_Given problem_: Go through the records below line by line, counting those that contain the word "into"; answer with the count only.

_Information supplied_:
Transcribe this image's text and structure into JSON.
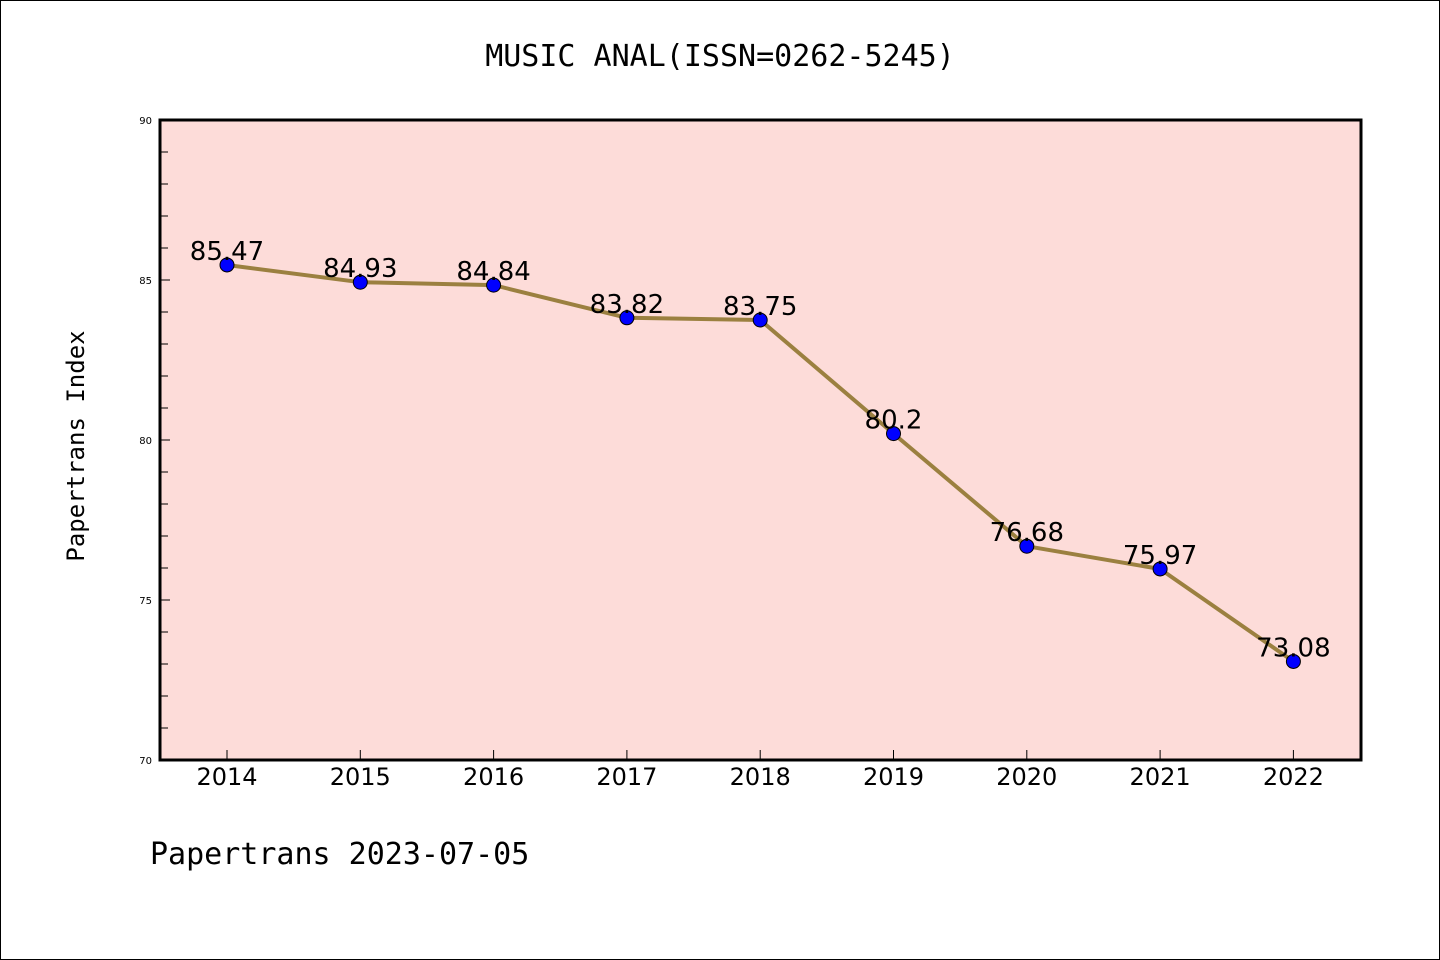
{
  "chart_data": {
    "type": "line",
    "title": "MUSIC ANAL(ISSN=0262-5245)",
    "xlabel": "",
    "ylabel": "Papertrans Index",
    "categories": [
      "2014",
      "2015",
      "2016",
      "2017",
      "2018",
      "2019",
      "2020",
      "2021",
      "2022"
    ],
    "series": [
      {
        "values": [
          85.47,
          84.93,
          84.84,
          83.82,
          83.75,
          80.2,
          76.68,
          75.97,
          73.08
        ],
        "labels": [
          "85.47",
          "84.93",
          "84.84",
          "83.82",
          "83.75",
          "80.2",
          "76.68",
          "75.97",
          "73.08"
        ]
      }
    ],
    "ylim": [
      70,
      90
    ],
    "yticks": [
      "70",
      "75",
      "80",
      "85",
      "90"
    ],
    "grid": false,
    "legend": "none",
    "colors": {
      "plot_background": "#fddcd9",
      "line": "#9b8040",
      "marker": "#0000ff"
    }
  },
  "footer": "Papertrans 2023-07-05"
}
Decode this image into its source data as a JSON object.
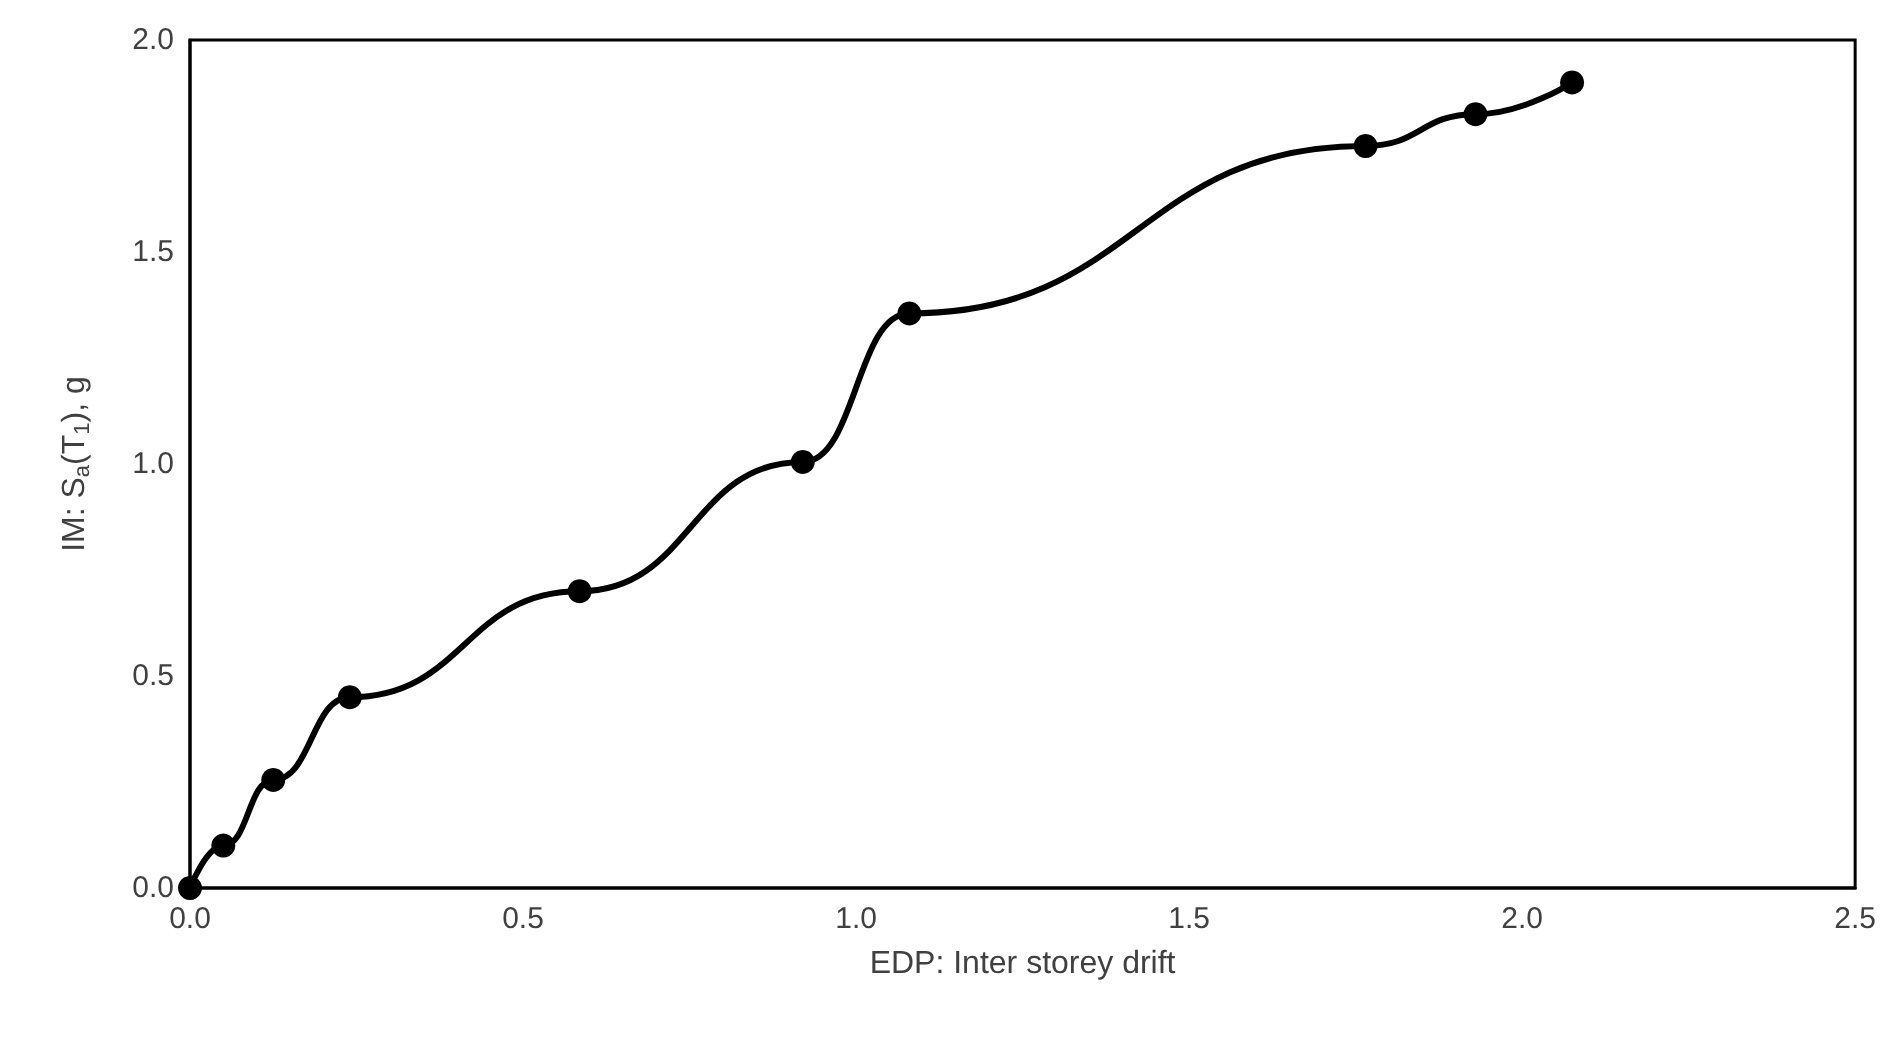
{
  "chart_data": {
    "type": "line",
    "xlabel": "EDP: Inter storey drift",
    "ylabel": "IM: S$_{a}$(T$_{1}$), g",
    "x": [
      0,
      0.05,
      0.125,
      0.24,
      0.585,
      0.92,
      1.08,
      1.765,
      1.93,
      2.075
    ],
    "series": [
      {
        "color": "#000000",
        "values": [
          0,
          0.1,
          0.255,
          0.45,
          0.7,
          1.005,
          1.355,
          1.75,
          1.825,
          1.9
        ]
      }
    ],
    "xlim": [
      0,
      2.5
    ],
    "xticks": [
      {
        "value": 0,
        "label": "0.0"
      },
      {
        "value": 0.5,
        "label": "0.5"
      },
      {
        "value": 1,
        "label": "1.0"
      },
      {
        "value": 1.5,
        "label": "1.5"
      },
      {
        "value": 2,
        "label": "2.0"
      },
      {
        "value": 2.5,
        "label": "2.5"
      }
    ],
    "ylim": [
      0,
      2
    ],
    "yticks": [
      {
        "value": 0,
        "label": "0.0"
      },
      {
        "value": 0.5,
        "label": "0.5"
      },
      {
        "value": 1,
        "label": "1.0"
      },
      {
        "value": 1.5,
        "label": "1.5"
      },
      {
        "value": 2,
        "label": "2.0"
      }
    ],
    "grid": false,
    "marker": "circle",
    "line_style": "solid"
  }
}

...

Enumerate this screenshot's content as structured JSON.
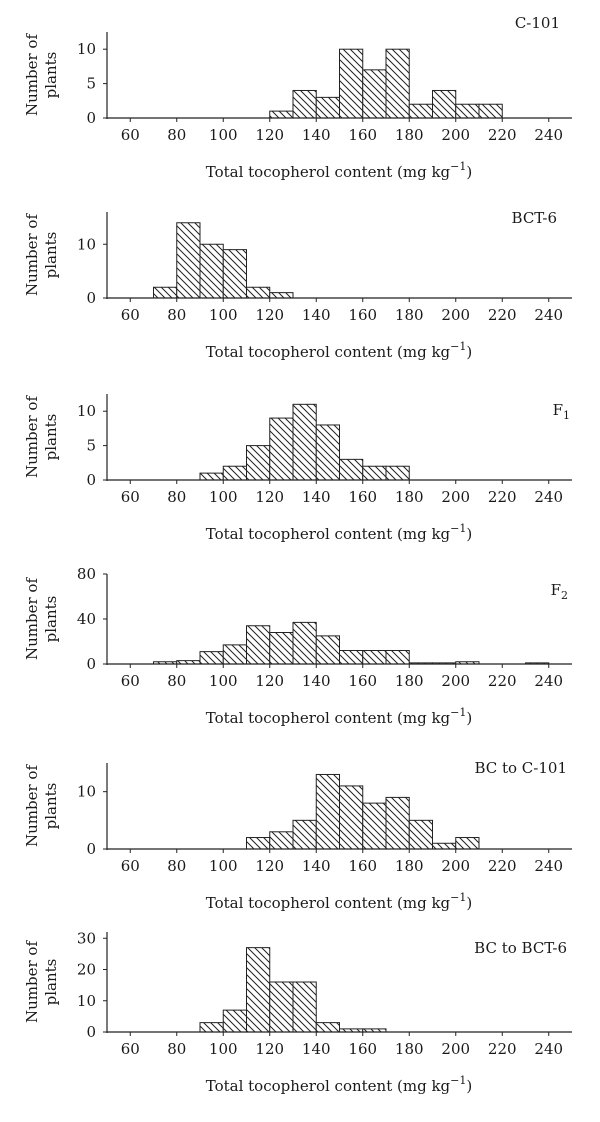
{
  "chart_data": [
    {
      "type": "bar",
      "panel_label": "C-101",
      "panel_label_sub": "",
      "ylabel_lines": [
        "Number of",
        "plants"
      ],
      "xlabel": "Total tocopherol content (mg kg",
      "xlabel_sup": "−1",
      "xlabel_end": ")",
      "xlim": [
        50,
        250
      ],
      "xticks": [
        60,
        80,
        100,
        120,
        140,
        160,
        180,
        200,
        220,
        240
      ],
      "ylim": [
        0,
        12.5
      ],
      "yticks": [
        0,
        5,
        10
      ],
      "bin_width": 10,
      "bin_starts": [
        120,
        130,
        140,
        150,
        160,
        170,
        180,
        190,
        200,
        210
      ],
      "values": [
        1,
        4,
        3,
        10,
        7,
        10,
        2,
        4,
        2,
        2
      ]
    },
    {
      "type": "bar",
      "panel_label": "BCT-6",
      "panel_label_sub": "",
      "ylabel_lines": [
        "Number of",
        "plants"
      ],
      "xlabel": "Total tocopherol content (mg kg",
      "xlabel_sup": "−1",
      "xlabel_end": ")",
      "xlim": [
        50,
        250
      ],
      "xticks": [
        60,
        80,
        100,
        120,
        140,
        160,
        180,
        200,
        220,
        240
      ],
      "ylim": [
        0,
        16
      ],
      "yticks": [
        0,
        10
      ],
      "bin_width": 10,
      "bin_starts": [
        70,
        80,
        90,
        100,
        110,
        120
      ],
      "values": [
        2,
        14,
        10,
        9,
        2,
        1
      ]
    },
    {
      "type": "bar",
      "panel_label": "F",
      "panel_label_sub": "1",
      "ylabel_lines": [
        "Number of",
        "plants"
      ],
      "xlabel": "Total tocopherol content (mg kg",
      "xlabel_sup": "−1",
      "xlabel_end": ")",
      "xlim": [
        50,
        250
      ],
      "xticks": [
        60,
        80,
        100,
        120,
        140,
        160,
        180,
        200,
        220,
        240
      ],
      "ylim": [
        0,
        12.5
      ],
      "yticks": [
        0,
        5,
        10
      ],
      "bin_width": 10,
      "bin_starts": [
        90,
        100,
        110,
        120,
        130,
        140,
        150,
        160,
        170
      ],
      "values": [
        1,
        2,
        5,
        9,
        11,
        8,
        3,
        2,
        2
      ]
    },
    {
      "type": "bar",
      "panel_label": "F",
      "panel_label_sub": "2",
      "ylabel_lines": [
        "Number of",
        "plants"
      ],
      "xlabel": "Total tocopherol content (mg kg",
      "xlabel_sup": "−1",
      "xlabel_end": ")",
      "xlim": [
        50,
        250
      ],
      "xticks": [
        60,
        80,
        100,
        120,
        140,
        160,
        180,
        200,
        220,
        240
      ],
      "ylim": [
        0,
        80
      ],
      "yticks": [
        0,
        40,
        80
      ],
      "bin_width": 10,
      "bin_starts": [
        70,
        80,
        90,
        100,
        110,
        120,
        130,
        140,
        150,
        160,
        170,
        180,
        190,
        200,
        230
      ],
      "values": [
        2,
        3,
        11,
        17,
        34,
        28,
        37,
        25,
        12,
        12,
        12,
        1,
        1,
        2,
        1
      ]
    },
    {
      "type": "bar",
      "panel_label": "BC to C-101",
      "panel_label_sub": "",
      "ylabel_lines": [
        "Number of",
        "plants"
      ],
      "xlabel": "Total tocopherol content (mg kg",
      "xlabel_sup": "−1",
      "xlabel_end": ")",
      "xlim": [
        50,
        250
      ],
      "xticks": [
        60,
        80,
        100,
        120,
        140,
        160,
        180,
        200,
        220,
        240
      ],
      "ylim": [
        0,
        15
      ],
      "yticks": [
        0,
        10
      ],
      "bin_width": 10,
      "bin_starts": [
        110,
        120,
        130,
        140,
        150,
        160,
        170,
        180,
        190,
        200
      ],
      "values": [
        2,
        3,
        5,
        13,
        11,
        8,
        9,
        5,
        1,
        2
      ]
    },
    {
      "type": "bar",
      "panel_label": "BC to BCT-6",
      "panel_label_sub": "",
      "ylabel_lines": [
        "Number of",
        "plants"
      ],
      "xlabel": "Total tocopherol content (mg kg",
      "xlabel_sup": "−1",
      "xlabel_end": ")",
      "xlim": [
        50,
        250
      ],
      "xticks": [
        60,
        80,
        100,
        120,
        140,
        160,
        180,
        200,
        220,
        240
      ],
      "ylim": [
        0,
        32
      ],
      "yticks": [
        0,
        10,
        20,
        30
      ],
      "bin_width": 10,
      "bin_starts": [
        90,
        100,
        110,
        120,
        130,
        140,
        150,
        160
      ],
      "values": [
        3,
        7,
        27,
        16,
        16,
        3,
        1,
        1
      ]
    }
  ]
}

_Answer for the task_: 2